┌──
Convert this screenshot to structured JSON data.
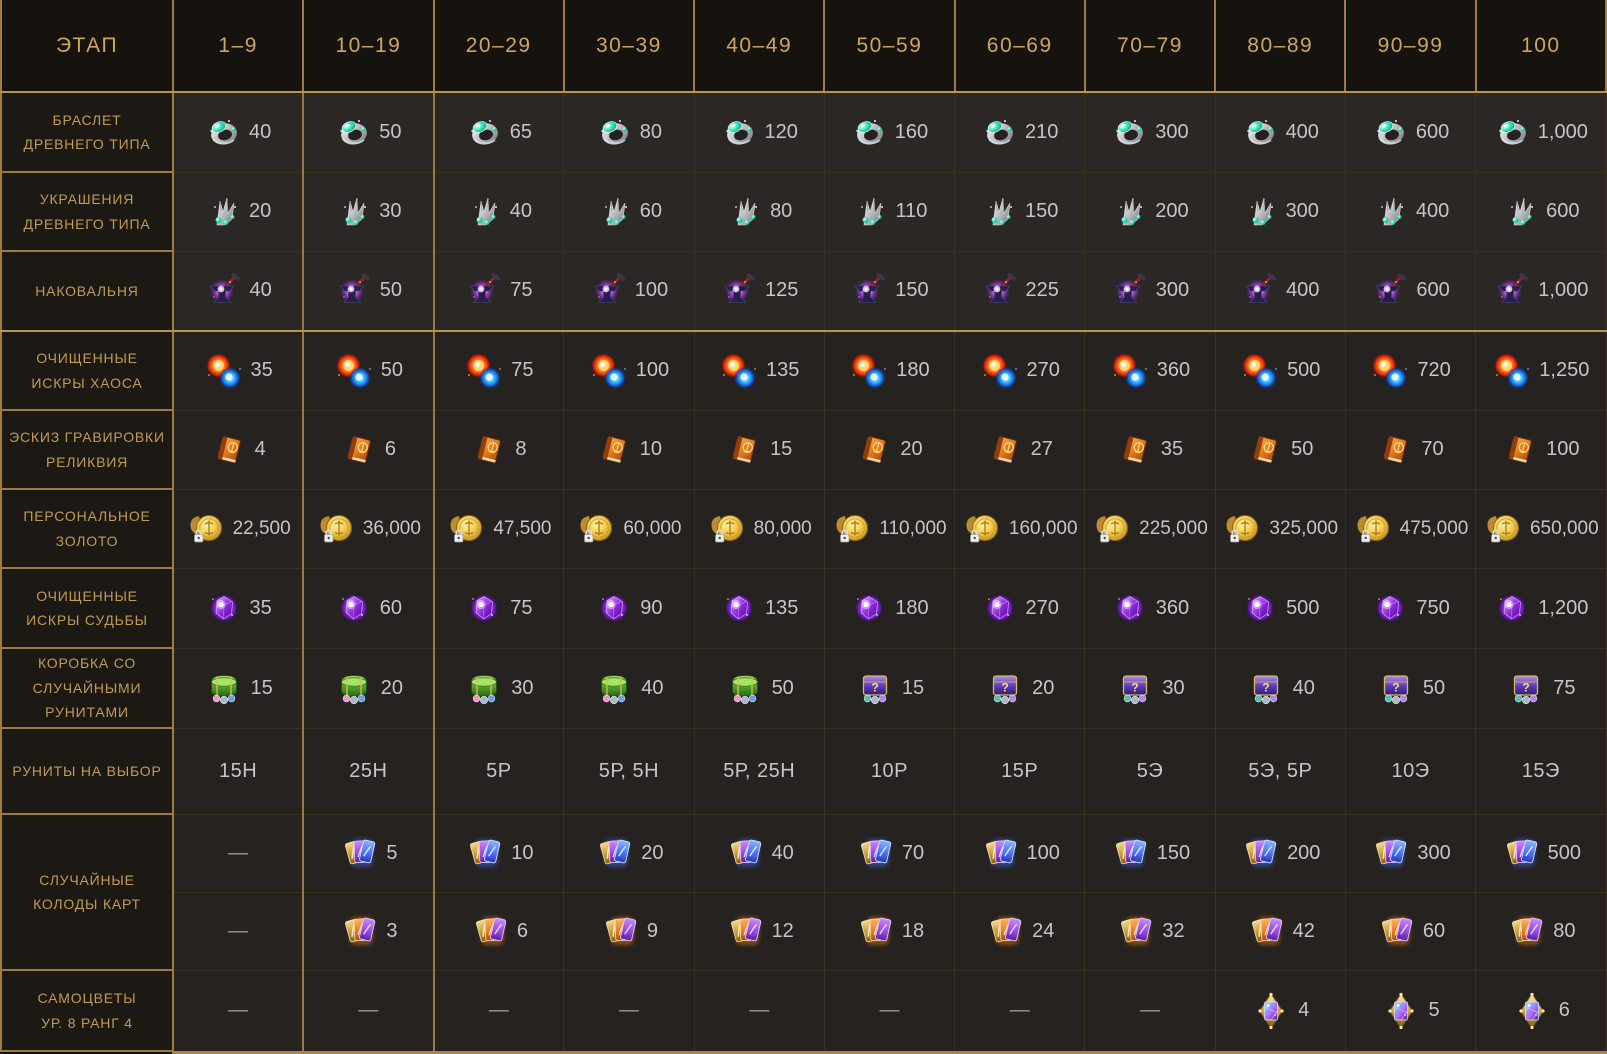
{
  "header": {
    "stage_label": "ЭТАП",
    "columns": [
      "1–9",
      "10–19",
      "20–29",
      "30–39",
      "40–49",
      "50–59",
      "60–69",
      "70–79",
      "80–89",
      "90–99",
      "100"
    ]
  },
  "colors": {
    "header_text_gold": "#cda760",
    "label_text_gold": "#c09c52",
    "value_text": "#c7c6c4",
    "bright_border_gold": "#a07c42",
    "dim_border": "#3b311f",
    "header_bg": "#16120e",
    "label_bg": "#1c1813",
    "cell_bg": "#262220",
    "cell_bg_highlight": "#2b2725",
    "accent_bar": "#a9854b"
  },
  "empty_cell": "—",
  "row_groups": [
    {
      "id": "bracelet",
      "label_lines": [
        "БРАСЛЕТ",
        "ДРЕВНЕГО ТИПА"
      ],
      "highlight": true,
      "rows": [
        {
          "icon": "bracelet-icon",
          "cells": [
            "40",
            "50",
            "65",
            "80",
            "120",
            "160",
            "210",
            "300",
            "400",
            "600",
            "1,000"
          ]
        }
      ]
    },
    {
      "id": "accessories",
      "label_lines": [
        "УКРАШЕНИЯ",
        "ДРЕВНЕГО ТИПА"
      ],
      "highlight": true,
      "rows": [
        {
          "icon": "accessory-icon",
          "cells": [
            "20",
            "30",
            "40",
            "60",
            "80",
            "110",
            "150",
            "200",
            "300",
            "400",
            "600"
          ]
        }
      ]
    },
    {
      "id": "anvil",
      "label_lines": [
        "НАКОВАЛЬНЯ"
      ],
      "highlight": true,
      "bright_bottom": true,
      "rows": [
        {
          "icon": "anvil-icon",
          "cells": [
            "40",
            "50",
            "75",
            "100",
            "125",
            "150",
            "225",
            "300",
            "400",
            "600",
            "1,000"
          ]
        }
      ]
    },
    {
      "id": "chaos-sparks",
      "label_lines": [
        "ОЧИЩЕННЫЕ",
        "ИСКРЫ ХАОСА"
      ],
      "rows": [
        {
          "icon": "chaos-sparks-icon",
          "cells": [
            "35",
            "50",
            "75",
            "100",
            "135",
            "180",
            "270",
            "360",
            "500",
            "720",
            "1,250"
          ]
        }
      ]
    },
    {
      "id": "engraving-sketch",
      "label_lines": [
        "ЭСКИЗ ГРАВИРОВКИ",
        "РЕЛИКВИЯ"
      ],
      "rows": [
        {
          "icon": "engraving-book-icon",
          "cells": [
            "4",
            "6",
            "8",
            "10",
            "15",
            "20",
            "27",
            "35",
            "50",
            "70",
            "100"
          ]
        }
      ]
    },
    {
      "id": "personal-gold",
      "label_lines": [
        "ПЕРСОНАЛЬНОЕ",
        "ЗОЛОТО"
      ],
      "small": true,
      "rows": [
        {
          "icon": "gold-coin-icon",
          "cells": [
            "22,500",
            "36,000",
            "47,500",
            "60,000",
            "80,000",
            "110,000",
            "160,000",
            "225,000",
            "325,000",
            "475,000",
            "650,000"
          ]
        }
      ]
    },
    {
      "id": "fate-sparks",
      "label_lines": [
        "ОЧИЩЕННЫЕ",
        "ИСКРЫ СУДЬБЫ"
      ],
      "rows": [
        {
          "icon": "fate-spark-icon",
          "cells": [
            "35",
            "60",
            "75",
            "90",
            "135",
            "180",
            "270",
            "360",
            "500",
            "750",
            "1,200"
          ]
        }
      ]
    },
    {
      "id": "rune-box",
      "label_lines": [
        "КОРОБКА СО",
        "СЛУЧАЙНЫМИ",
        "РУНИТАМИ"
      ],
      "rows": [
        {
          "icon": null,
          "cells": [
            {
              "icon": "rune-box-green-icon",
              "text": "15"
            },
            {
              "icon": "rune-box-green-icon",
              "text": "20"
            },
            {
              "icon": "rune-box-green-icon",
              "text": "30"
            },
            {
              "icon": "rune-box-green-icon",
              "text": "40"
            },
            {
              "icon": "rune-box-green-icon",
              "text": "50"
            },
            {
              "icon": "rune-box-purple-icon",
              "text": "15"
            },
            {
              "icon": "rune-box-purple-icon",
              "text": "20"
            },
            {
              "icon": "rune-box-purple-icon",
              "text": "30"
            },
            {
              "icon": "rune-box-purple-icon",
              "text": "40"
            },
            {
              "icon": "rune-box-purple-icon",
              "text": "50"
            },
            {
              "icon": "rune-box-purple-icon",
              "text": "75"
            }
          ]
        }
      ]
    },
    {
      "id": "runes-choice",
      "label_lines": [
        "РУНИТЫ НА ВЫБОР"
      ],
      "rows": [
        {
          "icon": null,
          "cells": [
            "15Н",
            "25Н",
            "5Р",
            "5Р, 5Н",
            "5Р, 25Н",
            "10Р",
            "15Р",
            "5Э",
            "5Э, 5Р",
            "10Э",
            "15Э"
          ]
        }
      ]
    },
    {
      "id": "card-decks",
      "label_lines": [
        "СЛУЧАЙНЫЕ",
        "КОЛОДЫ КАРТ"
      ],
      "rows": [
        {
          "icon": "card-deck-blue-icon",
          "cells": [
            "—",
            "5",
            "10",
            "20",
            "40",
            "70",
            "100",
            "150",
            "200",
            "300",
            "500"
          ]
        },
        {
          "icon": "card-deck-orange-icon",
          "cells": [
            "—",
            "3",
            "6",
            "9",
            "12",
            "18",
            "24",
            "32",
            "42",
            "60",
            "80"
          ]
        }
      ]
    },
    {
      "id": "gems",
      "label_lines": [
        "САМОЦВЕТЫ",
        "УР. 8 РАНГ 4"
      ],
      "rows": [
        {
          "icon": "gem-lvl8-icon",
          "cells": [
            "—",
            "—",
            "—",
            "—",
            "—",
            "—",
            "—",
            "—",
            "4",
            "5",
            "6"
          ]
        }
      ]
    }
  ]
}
└──
YOUR INSTRUCTIONS |
Pictures excluded, quote all the data above exactly.

EXERCISE RESULT |
Convert this screenshot to structured JSON data.
{
  "header": {
    "stage_label": "ЭТАП",
    "columns": [
      "1–9",
      "10–19",
      "20–29",
      "30–39",
      "40–49",
      "50–59",
      "60–69",
      "70–79",
      "80–89",
      "90–99",
      "100"
    ]
  },
  "colors": {
    "header_text_gold": "#cda760",
    "label_text_gold": "#c09c52",
    "value_text": "#c7c6c4",
    "bright_border_gold": "#a07c42",
    "dim_border": "#3b311f",
    "header_bg": "#16120e",
    "label_bg": "#1c1813",
    "cell_bg": "#262220",
    "cell_bg_highlight": "#2b2725",
    "accent_bar": "#a9854b"
  },
  "empty_cell": "—",
  "row_groups": [
    {
      "id": "bracelet",
      "label_lines": [
        "БРАСЛЕТ",
        "ДРЕВНЕГО ТИПА"
      ],
      "highlight": true,
      "rows": [
        {
          "icon": "bracelet-icon",
          "cells": [
            "40",
            "50",
            "65",
            "80",
            "120",
            "160",
            "210",
            "300",
            "400",
            "600",
            "1,000"
          ]
        }
      ]
    },
    {
      "id": "accessories",
      "label_lines": [
        "УКРАШЕНИЯ",
        "ДРЕВНЕГО ТИПА"
      ],
      "highlight": true,
      "rows": [
        {
          "icon": "accessory-icon",
          "cells": [
            "20",
            "30",
            "40",
            "60",
            "80",
            "110",
            "150",
            "200",
            "300",
            "400",
            "600"
          ]
        }
      ]
    },
    {
      "id": "anvil",
      "label_lines": [
        "НАКОВАЛЬНЯ"
      ],
      "highlight": true,
      "bright_bottom": true,
      "rows": [
        {
          "icon": "anvil-icon",
          "cells": [
            "40",
            "50",
            "75",
            "100",
            "125",
            "150",
            "225",
            "300",
            "400",
            "600",
            "1,000"
          ]
        }
      ]
    },
    {
      "id": "chaos-sparks",
      "label_lines": [
        "ОЧИЩЕННЫЕ",
        "ИСКРЫ ХАОСА"
      ],
      "rows": [
        {
          "icon": "chaos-sparks-icon",
          "cells": [
            "35",
            "50",
            "75",
            "100",
            "135",
            "180",
            "270",
            "360",
            "500",
            "720",
            "1,250"
          ]
        }
      ]
    },
    {
      "id": "engraving-sketch",
      "label_lines": [
        "ЭСКИЗ ГРАВИРОВКИ",
        "РЕЛИКВИЯ"
      ],
      "rows": [
        {
          "icon": "engraving-book-icon",
          "cells": [
            "4",
            "6",
            "8",
            "10",
            "15",
            "20",
            "27",
            "35",
            "50",
            "70",
            "100"
          ]
        }
      ]
    },
    {
      "id": "personal-gold",
      "label_lines": [
        "ПЕРСОНАЛЬНОЕ",
        "ЗОЛОТО"
      ],
      "small": true,
      "rows": [
        {
          "icon": "gold-coin-icon",
          "cells": [
            "22,500",
            "36,000",
            "47,500",
            "60,000",
            "80,000",
            "110,000",
            "160,000",
            "225,000",
            "325,000",
            "475,000",
            "650,000"
          ]
        }
      ]
    },
    {
      "id": "fate-sparks",
      "label_lines": [
        "ОЧИЩЕННЫЕ",
        "ИСКРЫ СУДЬБЫ"
      ],
      "rows": [
        {
          "icon": "fate-spark-icon",
          "cells": [
            "35",
            "60",
            "75",
            "90",
            "135",
            "180",
            "270",
            "360",
            "500",
            "750",
            "1,200"
          ]
        }
      ]
    },
    {
      "id": "rune-box",
      "label_lines": [
        "КОРОБКА СО",
        "СЛУЧАЙНЫМИ",
        "РУНИТАМИ"
      ],
      "rows": [
        {
          "icon": null,
          "cells": [
            {
              "icon": "rune-box-green-icon",
              "text": "15"
            },
            {
              "icon": "rune-box-green-icon",
              "text": "20"
            },
            {
              "icon": "rune-box-green-icon",
              "text": "30"
            },
            {
              "icon": "rune-box-green-icon",
              "text": "40"
            },
            {
              "icon": "rune-box-green-icon",
              "text": "50"
            },
            {
              "icon": "rune-box-purple-icon",
              "text": "15"
            },
            {
              "icon": "rune-box-purple-icon",
              "text": "20"
            },
            {
              "icon": "rune-box-purple-icon",
              "text": "30"
            },
            {
              "icon": "rune-box-purple-icon",
              "text": "40"
            },
            {
              "icon": "rune-box-purple-icon",
              "text": "50"
            },
            {
              "icon": "rune-box-purple-icon",
              "text": "75"
            }
          ]
        }
      ]
    },
    {
      "id": "runes-choice",
      "label_lines": [
        "РУНИТЫ НА ВЫБОР"
      ],
      "rows": [
        {
          "icon": null,
          "cells": [
            "15Н",
            "25Н",
            "5Р",
            "5Р, 5Н",
            "5Р, 25Н",
            "10Р",
            "15Р",
            "5Э",
            "5Э, 5Р",
            "10Э",
            "15Э"
          ]
        }
      ]
    },
    {
      "id": "card-decks",
      "label_lines": [
        "СЛУЧАЙНЫЕ",
        "КОЛОДЫ КАРТ"
      ],
      "rows": [
        {
          "icon": "card-deck-blue-icon",
          "cells": [
            "—",
            "5",
            "10",
            "20",
            "40",
            "70",
            "100",
            "150",
            "200",
            "300",
            "500"
          ]
        },
        {
          "icon": "card-deck-orange-icon",
          "cells": [
            "—",
            "3",
            "6",
            "9",
            "12",
            "18",
            "24",
            "32",
            "42",
            "60",
            "80"
          ]
        }
      ]
    },
    {
      "id": "gems",
      "label_lines": [
        "САМОЦВЕТЫ",
        "УР. 8 РАНГ 4"
      ],
      "rows": [
        {
          "icon": "gem-lvl8-icon",
          "cells": [
            "—",
            "—",
            "—",
            "—",
            "—",
            "—",
            "—",
            "—",
            "4",
            "5",
            "6"
          ]
        }
      ]
    }
  ]
}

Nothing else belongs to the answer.